#### [Stated problem]
All lines below must be repeated exactly, with the pictures omitted.

#### [Dataset excerpts]

_____

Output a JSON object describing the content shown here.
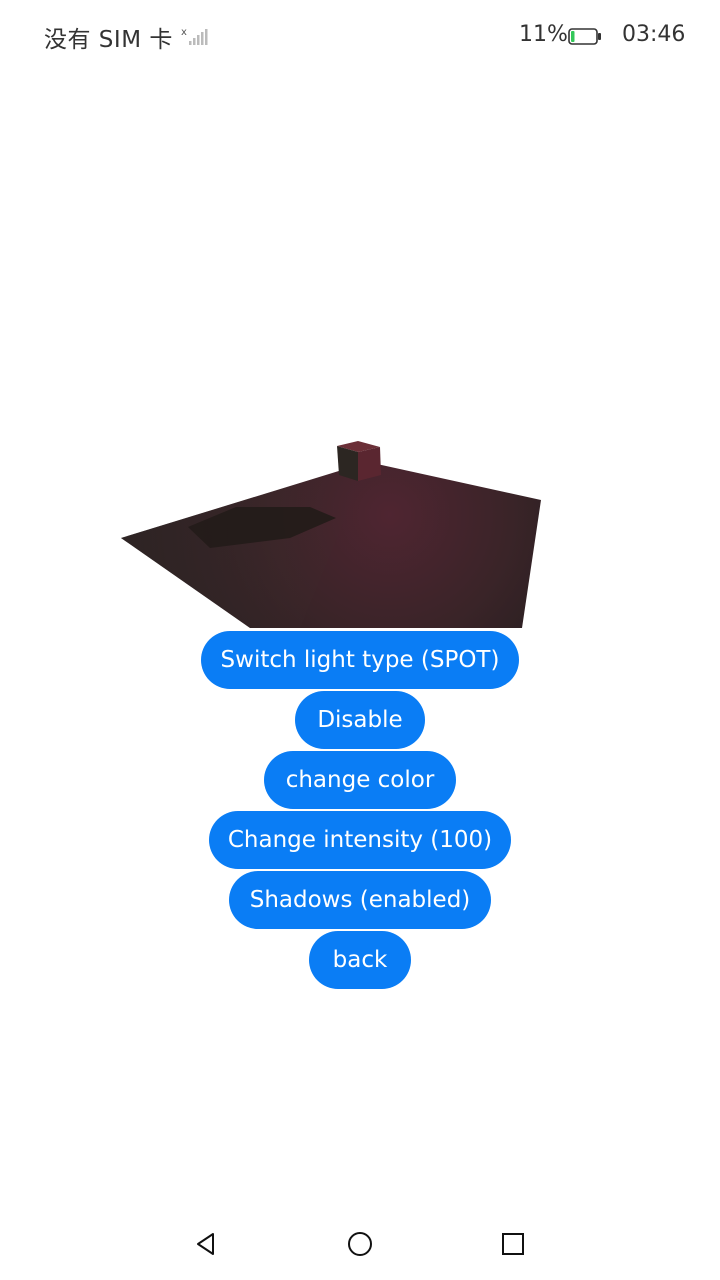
{
  "status_bar": {
    "carrier": "没有 SIM 卡",
    "battery_percent": "11%",
    "battery_level": 0.11,
    "time": "03:46",
    "icons": [
      "no-signal-icon",
      "battery-icon"
    ]
  },
  "scene": {
    "description_icon": "3d-scene-viewport",
    "colors": {
      "floor_light": "#4a2530",
      "floor_dark": "#1a1a1a",
      "shadow": "#231b19",
      "cube_top": "#6b2a34",
      "cube_side": "#2e2622"
    }
  },
  "buttons": {
    "light_type": "Switch light type (SPOT)",
    "disable": "Disable",
    "change_color": "change color",
    "change_intensity": "Change intensity (100)",
    "shadows": "Shadows (enabled)",
    "back": "back"
  },
  "nav_bar": {
    "icons": [
      "nav-back-icon",
      "nav-home-icon",
      "nav-recent-icon"
    ]
  },
  "colors": {
    "accent": "#0a7df5",
    "background": "#ffffff",
    "status_text": "#333333"
  }
}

_____

#### [Result of the task]
Output a JSON object describing the content shown here.
{
  "status_bar": {
    "carrier": "没有 SIM 卡",
    "battery_percent": "11%",
    "battery_level": 0.11,
    "time": "03:46",
    "icons": [
      "no-signal-icon",
      "battery-icon"
    ]
  },
  "scene": {
    "description_icon": "3d-scene-viewport",
    "colors": {
      "floor_light": "#4a2530",
      "floor_dark": "#1a1a1a",
      "shadow": "#231b19",
      "cube_top": "#6b2a34",
      "cube_side": "#2e2622"
    }
  },
  "buttons": {
    "light_type": "Switch light type (SPOT)",
    "disable": "Disable",
    "change_color": "change color",
    "change_intensity": "Change intensity (100)",
    "shadows": "Shadows (enabled)",
    "back": "back"
  },
  "nav_bar": {
    "icons": [
      "nav-back-icon",
      "nav-home-icon",
      "nav-recent-icon"
    ]
  },
  "colors": {
    "accent": "#0a7df5",
    "background": "#ffffff",
    "status_text": "#333333"
  }
}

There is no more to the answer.